Dataset records
»»

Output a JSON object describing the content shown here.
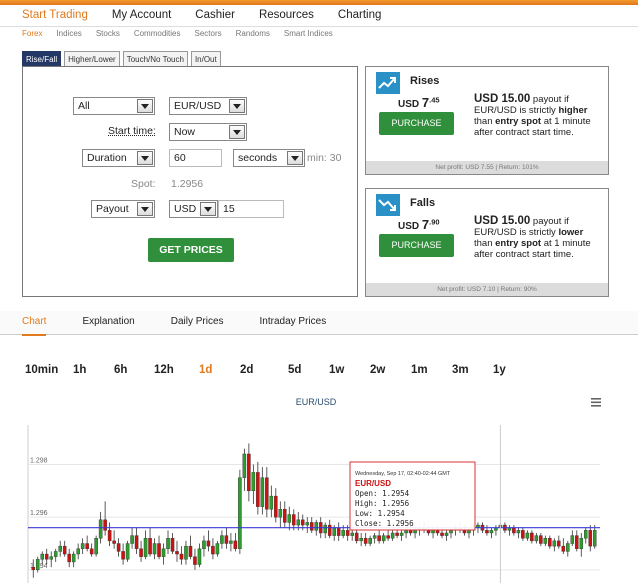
{
  "main_nav": [
    "Start Trading",
    "My Account",
    "Cashier",
    "Resources",
    "Charting"
  ],
  "sub_nav": [
    "Forex",
    "Indices",
    "Stocks",
    "Commodities",
    "Sectors",
    "Randoms",
    "Smart Indices"
  ],
  "contract_tabs": [
    "Rise/Fall",
    "Higher/Lower",
    "Touch/No Touch",
    "In/Out"
  ],
  "form": {
    "market": "All",
    "symbol": "EUR/USD",
    "start_time_label": "Start time:",
    "start_time": "Now",
    "duration_type": "Duration",
    "duration_value": "60",
    "duration_unit": "seconds",
    "duration_min": "min: 30",
    "spot_label": "Spot:",
    "spot_value": "1.2956",
    "payout_type": "Payout",
    "currency": "USD",
    "amount": "15",
    "get_prices": "GET PRICES"
  },
  "rises": {
    "title": "Rises",
    "price_currency": "USD",
    "price_main": "7",
    "price_dec": ".45",
    "button": "PURCHASE",
    "desc_amount": "USD 15.00",
    "desc_1": " payout if EUR/USD is strictly ",
    "desc_dir": "higher",
    "desc_2": " than ",
    "desc_entry": "entry spot",
    "desc_3": " at 1 minute after contract start time.",
    "footer": "Net profit: USD 7.55 | Return: 101%"
  },
  "falls": {
    "title": "Falls",
    "price_currency": "USD",
    "price_main": "7",
    "price_dec": ".90",
    "button": "PURCHASE",
    "desc_amount": "USD 15.00",
    "desc_1": " payout if EUR/USD is strictly ",
    "desc_dir": "lower",
    "desc_2": " than ",
    "desc_entry": "entry spot",
    "desc_3": " at 1 minute after contract start time.",
    "footer": "Net profit: USD 7.10 | Return: 90%"
  },
  "panel_tabs": [
    "Chart",
    "Explanation",
    "Daily Prices",
    "Intraday Prices"
  ],
  "periods": [
    "10min",
    "1h",
    "6h",
    "12h",
    "1d",
    "2d",
    "5d",
    "1w",
    "2w",
    "1m",
    "3m",
    "1y"
  ],
  "active_period": "1d",
  "colors": {
    "accent": "#e07a1f",
    "button_green": "#2f8f3a",
    "nav_dark": "#233864",
    "candle_up": "#2e9d2e",
    "candle_down": "#cc1111",
    "spot_line": "#3a3ad8"
  },
  "chart_data": {
    "type": "candlestick",
    "title": "EUR/USD",
    "yticks": [
      "1.298",
      "1.296",
      "1.294"
    ],
    "ylim": [
      1.2935,
      1.2995
    ],
    "spot_line": 1.2956,
    "crosshair_index": 104,
    "candles_ohlc": [
      [
        1.2941,
        1.2944,
        1.2937,
        1.294
      ],
      [
        1.294,
        1.2945,
        1.2939,
        1.2944
      ],
      [
        1.2944,
        1.2947,
        1.2942,
        1.2946
      ],
      [
        1.2946,
        1.2948,
        1.2942,
        1.2944
      ],
      [
        1.2944,
        1.2947,
        1.2941,
        1.2945
      ],
      [
        1.2945,
        1.2948,
        1.2943,
        1.2947
      ],
      [
        1.2947,
        1.2951,
        1.2945,
        1.2949
      ],
      [
        1.2949,
        1.2951,
        1.2945,
        1.2946
      ],
      [
        1.2946,
        1.2948,
        1.2941,
        1.2943
      ],
      [
        1.2943,
        1.2947,
        1.2941,
        1.2946
      ],
      [
        1.2946,
        1.295,
        1.2944,
        1.2948
      ],
      [
        1.2948,
        1.2952,
        1.2946,
        1.295
      ],
      [
        1.295,
        1.2953,
        1.2947,
        1.2948
      ],
      [
        1.2948,
        1.295,
        1.2945,
        1.2946
      ],
      [
        1.2946,
        1.2953,
        1.2945,
        1.2952
      ],
      [
        1.2952,
        1.2962,
        1.295,
        1.2959
      ],
      [
        1.2959,
        1.2966,
        1.2953,
        1.2955
      ],
      [
        1.2955,
        1.2958,
        1.2949,
        1.2951
      ],
      [
        1.2951,
        1.2955,
        1.2948,
        1.295
      ],
      [
        1.295,
        1.2952,
        1.2945,
        1.2947
      ],
      [
        1.2947,
        1.295,
        1.2942,
        1.2944
      ],
      [
        1.2944,
        1.2951,
        1.2943,
        1.295
      ],
      [
        1.295,
        1.2956,
        1.2948,
        1.2953
      ],
      [
        1.2953,
        1.2956,
        1.2946,
        1.2948
      ],
      [
        1.2948,
        1.2951,
        1.2943,
        1.2945
      ],
      [
        1.2945,
        1.2955,
        1.2944,
        1.2952
      ],
      [
        1.2952,
        1.2956,
        1.2945,
        1.2946
      ],
      [
        1.2946,
        1.2952,
        1.2944,
        1.295
      ],
      [
        1.295,
        1.2953,
        1.2944,
        1.2945
      ],
      [
        1.2945,
        1.295,
        1.2942,
        1.2948
      ],
      [
        1.2948,
        1.2955,
        1.2946,
        1.2952
      ],
      [
        1.2952,
        1.2954,
        1.2946,
        1.2947
      ],
      [
        1.2947,
        1.2951,
        1.2943,
        1.2946
      ],
      [
        1.2946,
        1.2949,
        1.2942,
        1.2944
      ],
      [
        1.2944,
        1.2951,
        1.2942,
        1.2949
      ],
      [
        1.2949,
        1.2953,
        1.2944,
        1.2945
      ],
      [
        1.2945,
        1.2948,
        1.294,
        1.2942
      ],
      [
        1.2942,
        1.295,
        1.2941,
        1.2948
      ],
      [
        1.2948,
        1.2953,
        1.2945,
        1.2951
      ],
      [
        1.2951,
        1.2955,
        1.2947,
        1.2949
      ],
      [
        1.2949,
        1.2952,
        1.2944,
        1.2946
      ],
      [
        1.2946,
        1.2951,
        1.2945,
        1.295
      ],
      [
        1.295,
        1.2955,
        1.2948,
        1.2953
      ],
      [
        1.2953,
        1.2956,
        1.2948,
        1.295
      ],
      [
        1.295,
        1.2954,
        1.2947,
        1.2951
      ],
      [
        1.2951,
        1.2954,
        1.2947,
        1.2948
      ],
      [
        1.2948,
        1.2978,
        1.2946,
        1.2975
      ],
      [
        1.2975,
        1.2986,
        1.297,
        1.2984
      ],
      [
        1.2984,
        1.2988,
        1.2966,
        1.297
      ],
      [
        1.297,
        1.298,
        1.2965,
        1.2977
      ],
      [
        1.2977,
        1.2981,
        1.2961,
        1.2964
      ],
      [
        1.2964,
        1.2979,
        1.2961,
        1.2975
      ],
      [
        1.2975,
        1.2979,
        1.296,
        1.2963
      ],
      [
        1.2963,
        1.2972,
        1.296,
        1.2968
      ],
      [
        1.2968,
        1.2971,
        1.2958,
        1.296
      ],
      [
        1.296,
        1.2966,
        1.2956,
        1.2963
      ],
      [
        1.2963,
        1.2966,
        1.2956,
        1.2958
      ],
      [
        1.2958,
        1.2964,
        1.2955,
        1.2961
      ],
      [
        1.2961,
        1.2963,
        1.2955,
        1.2957
      ],
      [
        1.2957,
        1.2962,
        1.2955,
        1.2959
      ],
      [
        1.2959,
        1.2961,
        1.2955,
        1.2957
      ],
      [
        1.2957,
        1.296,
        1.2954,
        1.2958
      ],
      [
        1.2958,
        1.296,
        1.2954,
        1.2955
      ],
      [
        1.2955,
        1.2959,
        1.2953,
        1.2958
      ],
      [
        1.2958,
        1.296,
        1.2952,
        1.2954
      ],
      [
        1.2954,
        1.2958,
        1.2952,
        1.2957
      ],
      [
        1.2957,
        1.2959,
        1.2952,
        1.2953
      ],
      [
        1.2953,
        1.2957,
        1.2951,
        1.2956
      ],
      [
        1.2956,
        1.2958,
        1.2951,
        1.2953
      ],
      [
        1.2953,
        1.2957,
        1.2952,
        1.2955
      ],
      [
        1.2955,
        1.2957,
        1.2951,
        1.2953
      ],
      [
        1.2953,
        1.2956,
        1.2951,
        1.2954
      ],
      [
        1.2954,
        1.2956,
        1.295,
        1.2951
      ],
      [
        1.2951,
        1.2954,
        1.2949,
        1.2952
      ],
      [
        1.2952,
        1.2954,
        1.2949,
        1.295
      ],
      [
        1.295,
        1.2953,
        1.2949,
        1.2952
      ],
      [
        1.2952,
        1.2954,
        1.295,
        1.2953
      ],
      [
        1.2953,
        1.2955,
        1.295,
        1.2951
      ],
      [
        1.2951,
        1.2954,
        1.295,
        1.2953
      ],
      [
        1.2953,
        1.2955,
        1.2951,
        1.2952
      ],
      [
        1.2952,
        1.2955,
        1.2951,
        1.2954
      ],
      [
        1.2954,
        1.2956,
        1.2952,
        1.2953
      ],
      [
        1.2953,
        1.2955,
        1.2951,
        1.2954
      ],
      [
        1.2954,
        1.2956,
        1.2952,
        1.2955
      ],
      [
        1.2955,
        1.2957,
        1.2953,
        1.2954
      ],
      [
        1.2954,
        1.2956,
        1.2952,
        1.2955
      ],
      [
        1.2955,
        1.2957,
        1.2953,
        1.2956
      ],
      [
        1.2956,
        1.2958,
        1.2954,
        1.2955
      ],
      [
        1.2955,
        1.2957,
        1.2953,
        1.2954
      ],
      [
        1.2954,
        1.2956,
        1.2952,
        1.2955
      ],
      [
        1.2955,
        1.2957,
        1.2953,
        1.2954
      ],
      [
        1.2954,
        1.2956,
        1.2952,
        1.2953
      ],
      [
        1.2953,
        1.2955,
        1.2951,
        1.2954
      ],
      [
        1.2954,
        1.2956,
        1.2952,
        1.2955
      ],
      [
        1.2955,
        1.2957,
        1.2953,
        1.2956
      ],
      [
        1.2956,
        1.2958,
        1.2954,
        1.2955
      ],
      [
        1.2955,
        1.2957,
        1.2953,
        1.2954
      ],
      [
        1.2954,
        1.2956,
        1.2952,
        1.2955
      ],
      [
        1.2955,
        1.2957,
        1.2953,
        1.2956
      ],
      [
        1.2956,
        1.2958,
        1.2954,
        1.2957
      ],
      [
        1.2957,
        1.2958,
        1.2954,
        1.2955
      ],
      [
        1.2955,
        1.2957,
        1.2953,
        1.2954
      ],
      [
        1.2954,
        1.2956,
        1.2952,
        1.2955
      ],
      [
        1.2955,
        1.2957,
        1.2953,
        1.2956
      ],
      [
        1.2956,
        1.2958,
        1.2954,
        1.2957
      ],
      [
        1.2957,
        1.2958,
        1.2954,
        1.2955
      ],
      [
        1.2955,
        1.2957,
        1.2953,
        1.2956
      ],
      [
        1.2956,
        1.2957,
        1.2953,
        1.2954
      ],
      [
        1.2954,
        1.2956,
        1.2952,
        1.2955
      ],
      [
        1.2955,
        1.2956,
        1.2951,
        1.2952
      ],
      [
        1.2952,
        1.2955,
        1.2951,
        1.2954
      ],
      [
        1.2954,
        1.2955,
        1.295,
        1.2951
      ],
      [
        1.2951,
        1.2954,
        1.295,
        1.2953
      ],
      [
        1.2953,
        1.2954,
        1.2949,
        1.295
      ],
      [
        1.295,
        1.2953,
        1.2949,
        1.2952
      ],
      [
        1.2952,
        1.2953,
        1.2948,
        1.2949
      ],
      [
        1.2949,
        1.2952,
        1.2947,
        1.2951
      ],
      [
        1.2951,
        1.2953,
        1.2948,
        1.2949
      ],
      [
        1.2949,
        1.2952,
        1.2946,
        1.2947
      ],
      [
        1.2947,
        1.2951,
        1.2945,
        1.295
      ],
      [
        1.295,
        1.2955,
        1.2949,
        1.2953
      ],
      [
        1.2953,
        1.2955,
        1.2947,
        1.2948
      ],
      [
        1.2948,
        1.2954,
        1.2945,
        1.2952
      ],
      [
        1.2952,
        1.2956,
        1.295,
        1.2955
      ],
      [
        1.2955,
        1.2957,
        1.2947,
        1.2949
      ],
      [
        1.2949,
        1.2957,
        1.2948,
        1.2955
      ]
    ],
    "tooltip": {
      "date": "Wednesday, Sep 17, 02:40-02:44 GMT",
      "symbol": "EUR/USD",
      "open": "Open: 1.2954",
      "high": "High: 1.2956",
      "low": "Low: 1.2954",
      "close": "Close: 1.2956"
    }
  }
}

««

EXERCISE BRIEF
Your task is to pick out every line with the string "Return" and copy it.

EXERCISE SOLUTION
    "footer": "Net profit: USD 7.55 | Return: 101%"
    "footer": "Net profit: USD 7.10 | Return: 90%"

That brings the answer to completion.